--- Excerpted passage Enclosed Below ---

Tetrasonics (p2)

Left BrainLeft-Brain

The Apprenticeship

It's too bad that I don't have any pictures of the studio on 25th Avenue where I started work in the fall of 1977.

It had some brand (maybe Ampex?) of a 1/2" 4-track tape machine, a couple of older 1/4", 2-track Scully tape decks and some kind of really finicky console.

That along with a few pieces of scratch-n-dent outboard gear wired through the console's patch-bay, rounded out the setup.

Tim Schmidt

Tom Schmidt (one half of the musical duo Jericoh Harp) was a working, local musician that was sort of filling in as the interim engineer when I got on scene. So he took a swing at training me up on the disparate montage of aging audio paraphernalia.

I remember a lot of that early training centered around the problematic equipment. Talking about things like which channel not to use since it had too much static and how that piece of outboard gear "never worked right."

--- End of Enclosed Excerpted passage ---

▸ **Exercise instructions**
Please transcribe the studio apprenticeship passage from "That along with" to "aging audio paraphernalia.".

--- Data listing Enclosed Below ---

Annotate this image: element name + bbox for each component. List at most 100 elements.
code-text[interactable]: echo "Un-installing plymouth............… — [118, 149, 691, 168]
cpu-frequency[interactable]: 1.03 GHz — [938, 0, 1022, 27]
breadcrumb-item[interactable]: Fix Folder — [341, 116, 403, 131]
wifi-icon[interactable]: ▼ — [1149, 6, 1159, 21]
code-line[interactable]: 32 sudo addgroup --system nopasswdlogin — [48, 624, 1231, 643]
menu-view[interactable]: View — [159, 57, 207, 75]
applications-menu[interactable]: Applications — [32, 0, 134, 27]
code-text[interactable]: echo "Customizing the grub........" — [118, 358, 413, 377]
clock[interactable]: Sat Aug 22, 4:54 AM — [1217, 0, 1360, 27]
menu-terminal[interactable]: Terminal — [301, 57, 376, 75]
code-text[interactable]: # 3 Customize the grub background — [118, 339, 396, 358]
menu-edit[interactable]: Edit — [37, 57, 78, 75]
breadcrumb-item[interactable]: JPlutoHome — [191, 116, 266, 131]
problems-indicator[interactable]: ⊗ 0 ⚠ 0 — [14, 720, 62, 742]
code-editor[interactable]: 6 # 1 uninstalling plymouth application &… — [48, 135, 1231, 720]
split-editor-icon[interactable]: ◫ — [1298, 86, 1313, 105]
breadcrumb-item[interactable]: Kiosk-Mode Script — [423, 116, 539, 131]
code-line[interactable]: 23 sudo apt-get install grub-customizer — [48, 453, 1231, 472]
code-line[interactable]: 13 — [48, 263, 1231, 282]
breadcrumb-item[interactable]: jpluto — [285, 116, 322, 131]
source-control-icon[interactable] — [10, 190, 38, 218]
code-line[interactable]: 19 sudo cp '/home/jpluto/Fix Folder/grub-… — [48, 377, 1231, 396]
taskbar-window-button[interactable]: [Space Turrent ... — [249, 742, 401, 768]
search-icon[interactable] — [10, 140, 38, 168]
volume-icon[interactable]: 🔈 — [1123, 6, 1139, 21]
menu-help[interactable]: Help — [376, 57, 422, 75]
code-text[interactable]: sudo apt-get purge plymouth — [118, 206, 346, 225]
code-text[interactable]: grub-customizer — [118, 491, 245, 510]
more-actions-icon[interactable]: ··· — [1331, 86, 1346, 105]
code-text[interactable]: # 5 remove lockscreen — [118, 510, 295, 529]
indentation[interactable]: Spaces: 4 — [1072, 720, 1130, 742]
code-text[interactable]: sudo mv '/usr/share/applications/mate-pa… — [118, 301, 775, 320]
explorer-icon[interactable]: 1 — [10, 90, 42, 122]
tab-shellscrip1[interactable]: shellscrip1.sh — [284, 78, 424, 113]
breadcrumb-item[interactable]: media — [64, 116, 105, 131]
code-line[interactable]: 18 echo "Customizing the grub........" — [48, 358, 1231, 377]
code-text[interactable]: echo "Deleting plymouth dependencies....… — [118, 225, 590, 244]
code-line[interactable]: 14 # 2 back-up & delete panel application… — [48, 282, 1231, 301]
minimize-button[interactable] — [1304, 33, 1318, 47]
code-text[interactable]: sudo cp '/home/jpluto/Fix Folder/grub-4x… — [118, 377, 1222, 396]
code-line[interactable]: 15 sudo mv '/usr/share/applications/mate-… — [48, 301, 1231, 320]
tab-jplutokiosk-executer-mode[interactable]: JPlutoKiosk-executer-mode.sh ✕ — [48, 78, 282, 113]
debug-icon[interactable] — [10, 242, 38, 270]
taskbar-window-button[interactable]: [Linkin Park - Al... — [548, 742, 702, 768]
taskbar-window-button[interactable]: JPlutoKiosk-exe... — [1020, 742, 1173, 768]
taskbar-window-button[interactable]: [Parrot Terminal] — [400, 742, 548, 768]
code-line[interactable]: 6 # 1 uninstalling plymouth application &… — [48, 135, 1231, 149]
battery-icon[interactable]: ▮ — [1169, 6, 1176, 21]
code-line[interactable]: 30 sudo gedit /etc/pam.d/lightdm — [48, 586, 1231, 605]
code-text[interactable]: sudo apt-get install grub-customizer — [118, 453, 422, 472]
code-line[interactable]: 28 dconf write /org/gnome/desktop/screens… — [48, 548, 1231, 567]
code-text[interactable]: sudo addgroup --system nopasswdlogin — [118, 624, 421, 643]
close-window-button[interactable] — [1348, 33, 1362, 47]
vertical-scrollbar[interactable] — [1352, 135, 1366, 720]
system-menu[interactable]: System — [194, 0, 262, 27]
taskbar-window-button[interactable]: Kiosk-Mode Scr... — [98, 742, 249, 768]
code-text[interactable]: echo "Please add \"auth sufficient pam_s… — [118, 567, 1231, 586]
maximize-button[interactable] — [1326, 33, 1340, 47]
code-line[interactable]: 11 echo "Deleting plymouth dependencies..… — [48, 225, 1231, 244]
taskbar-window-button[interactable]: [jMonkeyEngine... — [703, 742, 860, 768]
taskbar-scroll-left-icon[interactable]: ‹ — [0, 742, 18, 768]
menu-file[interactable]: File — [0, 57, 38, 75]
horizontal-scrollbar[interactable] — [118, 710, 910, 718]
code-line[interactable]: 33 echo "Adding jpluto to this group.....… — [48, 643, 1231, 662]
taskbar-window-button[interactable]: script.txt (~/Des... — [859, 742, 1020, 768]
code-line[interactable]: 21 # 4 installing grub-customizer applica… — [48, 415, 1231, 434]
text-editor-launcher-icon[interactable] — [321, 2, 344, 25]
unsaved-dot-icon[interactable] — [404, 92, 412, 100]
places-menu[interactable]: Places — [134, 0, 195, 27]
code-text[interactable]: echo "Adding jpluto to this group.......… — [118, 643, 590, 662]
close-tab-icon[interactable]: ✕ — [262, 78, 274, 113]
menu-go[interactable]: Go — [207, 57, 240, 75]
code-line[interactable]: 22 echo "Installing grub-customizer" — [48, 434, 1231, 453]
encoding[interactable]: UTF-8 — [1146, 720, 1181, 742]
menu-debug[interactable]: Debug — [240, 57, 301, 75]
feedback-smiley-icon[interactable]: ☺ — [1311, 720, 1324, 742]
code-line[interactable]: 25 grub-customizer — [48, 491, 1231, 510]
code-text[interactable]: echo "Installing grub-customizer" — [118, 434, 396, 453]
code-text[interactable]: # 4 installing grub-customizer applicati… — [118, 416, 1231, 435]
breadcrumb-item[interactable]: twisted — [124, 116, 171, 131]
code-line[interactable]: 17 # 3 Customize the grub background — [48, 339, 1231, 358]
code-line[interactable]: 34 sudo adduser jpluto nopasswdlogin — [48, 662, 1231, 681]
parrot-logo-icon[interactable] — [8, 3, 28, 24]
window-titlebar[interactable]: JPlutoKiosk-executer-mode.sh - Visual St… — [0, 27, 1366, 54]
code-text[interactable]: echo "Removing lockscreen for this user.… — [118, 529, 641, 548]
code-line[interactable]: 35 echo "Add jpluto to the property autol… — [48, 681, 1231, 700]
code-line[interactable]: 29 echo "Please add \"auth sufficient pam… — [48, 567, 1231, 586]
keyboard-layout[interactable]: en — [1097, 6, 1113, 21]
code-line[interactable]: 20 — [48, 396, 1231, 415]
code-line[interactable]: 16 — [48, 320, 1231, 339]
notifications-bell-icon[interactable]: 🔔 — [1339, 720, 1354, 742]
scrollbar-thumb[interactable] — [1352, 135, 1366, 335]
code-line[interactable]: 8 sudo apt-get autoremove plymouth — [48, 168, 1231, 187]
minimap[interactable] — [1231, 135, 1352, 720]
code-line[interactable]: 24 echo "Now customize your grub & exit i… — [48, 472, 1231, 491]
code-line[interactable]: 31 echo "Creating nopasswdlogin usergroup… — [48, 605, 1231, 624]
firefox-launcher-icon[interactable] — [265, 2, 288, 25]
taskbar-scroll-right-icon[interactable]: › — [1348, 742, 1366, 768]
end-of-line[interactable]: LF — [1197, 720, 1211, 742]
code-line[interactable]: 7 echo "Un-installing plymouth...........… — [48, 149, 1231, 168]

--- End of Enclosed Data listing ---

▸ **Answer space**
That along with a few pieces of scratch-n-dent outboard gear wired through the console's patch-bay, rounded out the setup.

Tim Schmidt

Tom Schmidt (one half of the musical duo Jericoh Harp) was a working, local musician that was sort of filling in as the interim engineer when I got on scene. So he took a swing at training me up on the disparate montage of aging audio paraphernalia.